* _Exercise description_
An exact transcription of every record below is required, with the pictures left out.

[Excerpts from a dataset]
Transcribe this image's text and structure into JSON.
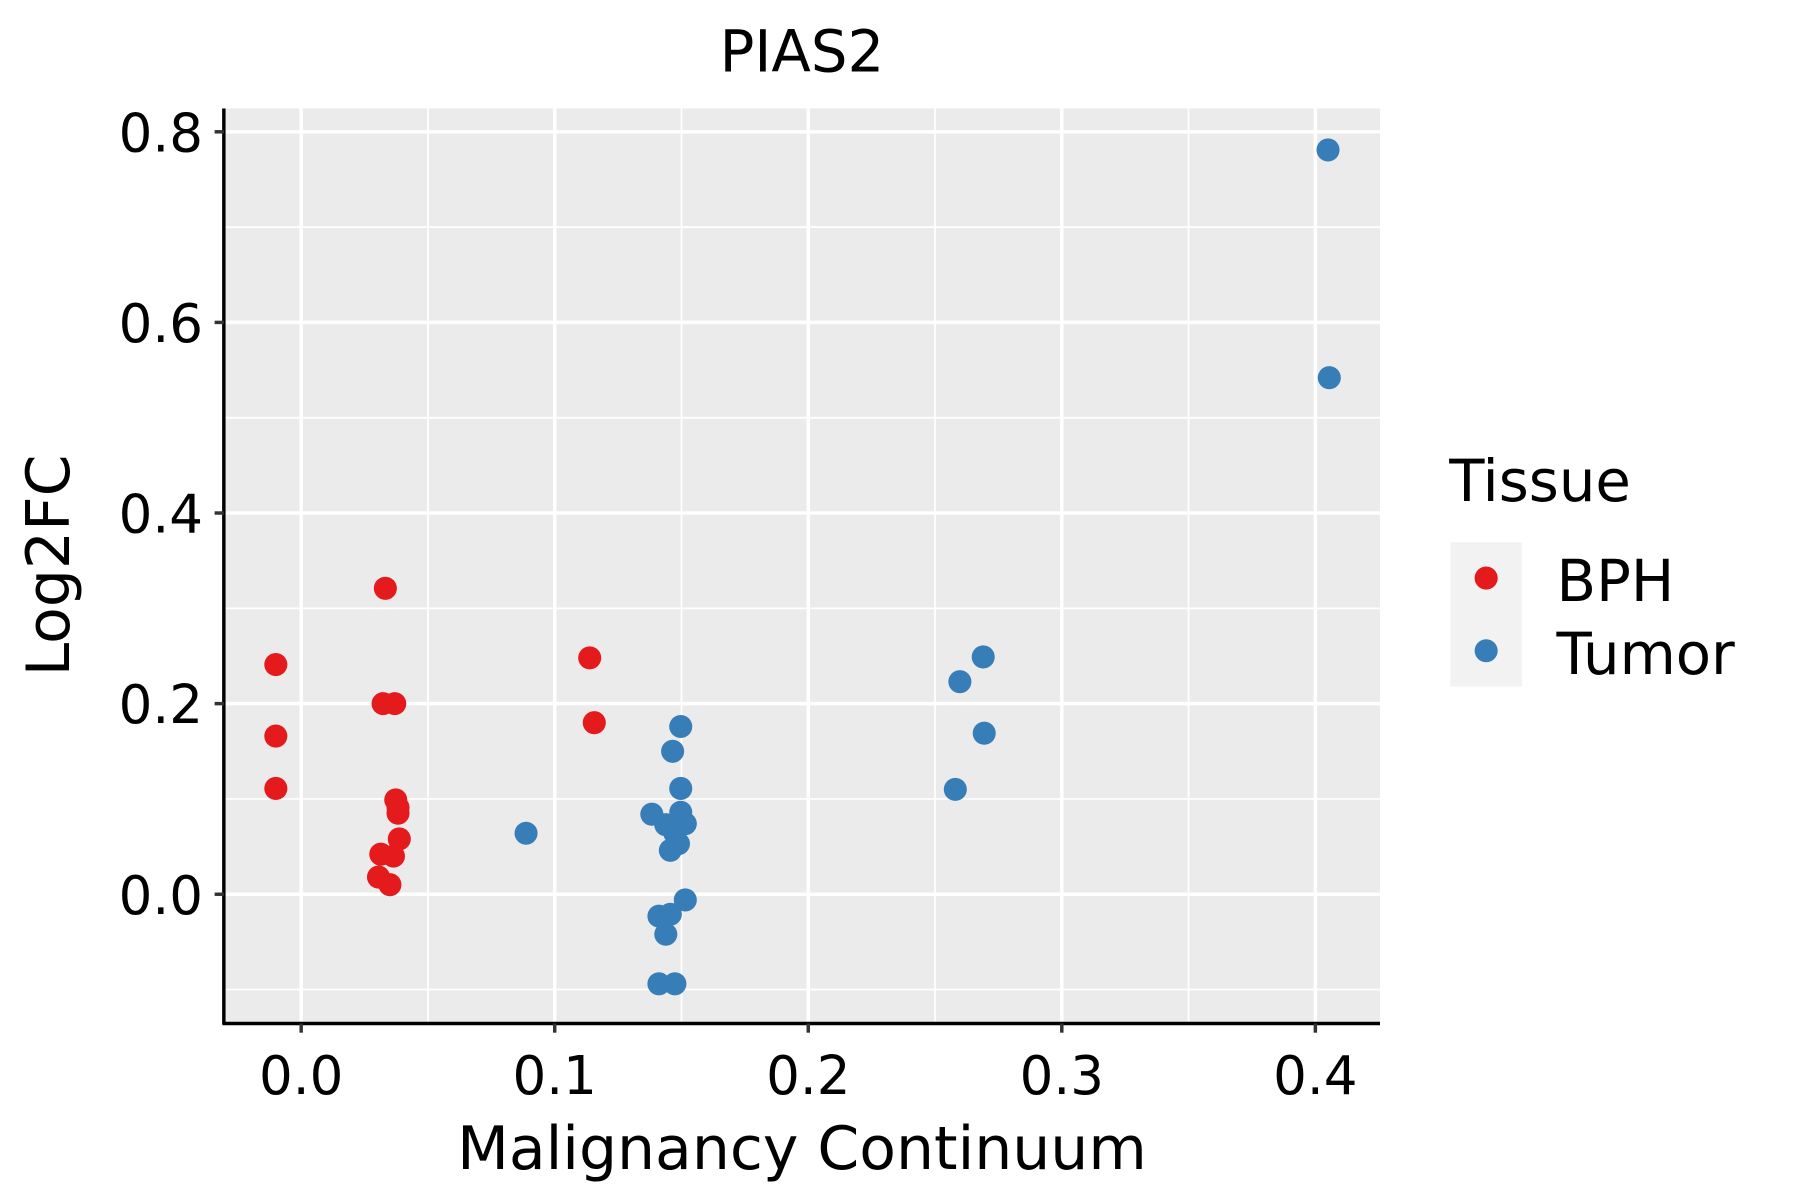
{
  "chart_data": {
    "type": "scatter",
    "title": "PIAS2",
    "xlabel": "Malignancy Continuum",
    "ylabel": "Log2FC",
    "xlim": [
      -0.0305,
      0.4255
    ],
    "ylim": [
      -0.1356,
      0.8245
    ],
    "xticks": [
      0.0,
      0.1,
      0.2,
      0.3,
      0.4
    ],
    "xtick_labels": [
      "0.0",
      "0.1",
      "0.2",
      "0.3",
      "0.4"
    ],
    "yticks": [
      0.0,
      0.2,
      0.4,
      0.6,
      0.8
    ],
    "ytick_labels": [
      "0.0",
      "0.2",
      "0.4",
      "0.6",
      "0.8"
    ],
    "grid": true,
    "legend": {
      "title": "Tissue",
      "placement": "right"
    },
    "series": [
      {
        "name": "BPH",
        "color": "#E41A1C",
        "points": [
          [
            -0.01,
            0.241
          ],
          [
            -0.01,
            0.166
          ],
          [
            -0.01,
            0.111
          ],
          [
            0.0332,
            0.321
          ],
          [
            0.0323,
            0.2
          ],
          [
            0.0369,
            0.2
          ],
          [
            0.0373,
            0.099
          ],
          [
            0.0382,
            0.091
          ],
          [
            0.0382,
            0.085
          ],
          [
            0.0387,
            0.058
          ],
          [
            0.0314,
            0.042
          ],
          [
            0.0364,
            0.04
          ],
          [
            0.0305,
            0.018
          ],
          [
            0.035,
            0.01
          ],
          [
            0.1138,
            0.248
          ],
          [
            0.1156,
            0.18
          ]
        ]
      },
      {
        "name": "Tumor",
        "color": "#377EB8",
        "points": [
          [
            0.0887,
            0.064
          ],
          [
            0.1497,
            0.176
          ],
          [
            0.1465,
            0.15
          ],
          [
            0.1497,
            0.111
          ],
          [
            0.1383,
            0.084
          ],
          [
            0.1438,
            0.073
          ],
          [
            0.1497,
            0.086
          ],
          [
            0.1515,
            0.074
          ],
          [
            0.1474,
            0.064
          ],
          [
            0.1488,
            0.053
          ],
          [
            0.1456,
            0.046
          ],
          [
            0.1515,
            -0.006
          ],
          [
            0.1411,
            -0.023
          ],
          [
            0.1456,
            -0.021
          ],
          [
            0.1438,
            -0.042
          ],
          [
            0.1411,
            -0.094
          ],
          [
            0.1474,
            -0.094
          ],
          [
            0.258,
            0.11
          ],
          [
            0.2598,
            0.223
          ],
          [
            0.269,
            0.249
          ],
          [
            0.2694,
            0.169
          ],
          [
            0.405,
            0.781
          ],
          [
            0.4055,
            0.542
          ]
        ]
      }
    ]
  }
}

* _Exercise output_
Transcribe this image's text and structure into JSON.
{
  "chart_data": {
    "type": "scatter",
    "title": "PIAS2",
    "xlabel": "Malignancy Continuum",
    "ylabel": "Log2FC",
    "xlim": [
      -0.0305,
      0.4255
    ],
    "ylim": [
      -0.1356,
      0.8245
    ],
    "xticks": [
      0.0,
      0.1,
      0.2,
      0.3,
      0.4
    ],
    "xtick_labels": [
      "0.0",
      "0.1",
      "0.2",
      "0.3",
      "0.4"
    ],
    "yticks": [
      0.0,
      0.2,
      0.4,
      0.6,
      0.8
    ],
    "ytick_labels": [
      "0.0",
      "0.2",
      "0.4",
      "0.6",
      "0.8"
    ],
    "grid": true,
    "legend": {
      "title": "Tissue",
      "placement": "right"
    },
    "series": [
      {
        "name": "BPH",
        "color": "#E41A1C",
        "points": [
          [
            -0.01,
            0.241
          ],
          [
            -0.01,
            0.166
          ],
          [
            -0.01,
            0.111
          ],
          [
            0.0332,
            0.321
          ],
          [
            0.0323,
            0.2
          ],
          [
            0.0369,
            0.2
          ],
          [
            0.0373,
            0.099
          ],
          [
            0.0382,
            0.091
          ],
          [
            0.0382,
            0.085
          ],
          [
            0.0387,
            0.058
          ],
          [
            0.0314,
            0.042
          ],
          [
            0.0364,
            0.04
          ],
          [
            0.0305,
            0.018
          ],
          [
            0.035,
            0.01
          ],
          [
            0.1138,
            0.248
          ],
          [
            0.1156,
            0.18
          ]
        ]
      },
      {
        "name": "Tumor",
        "color": "#377EB8",
        "points": [
          [
            0.0887,
            0.064
          ],
          [
            0.1497,
            0.176
          ],
          [
            0.1465,
            0.15
          ],
          [
            0.1497,
            0.111
          ],
          [
            0.1383,
            0.084
          ],
          [
            0.1438,
            0.073
          ],
          [
            0.1497,
            0.086
          ],
          [
            0.1515,
            0.074
          ],
          [
            0.1474,
            0.064
          ],
          [
            0.1488,
            0.053
          ],
          [
            0.1456,
            0.046
          ],
          [
            0.1515,
            -0.006
          ],
          [
            0.1411,
            -0.023
          ],
          [
            0.1456,
            -0.021
          ],
          [
            0.1438,
            -0.042
          ],
          [
            0.1411,
            -0.094
          ],
          [
            0.1474,
            -0.094
          ],
          [
            0.258,
            0.11
          ],
          [
            0.2598,
            0.223
          ],
          [
            0.269,
            0.249
          ],
          [
            0.2694,
            0.169
          ],
          [
            0.405,
            0.781
          ],
          [
            0.4055,
            0.542
          ]
        ]
      }
    ]
  }
}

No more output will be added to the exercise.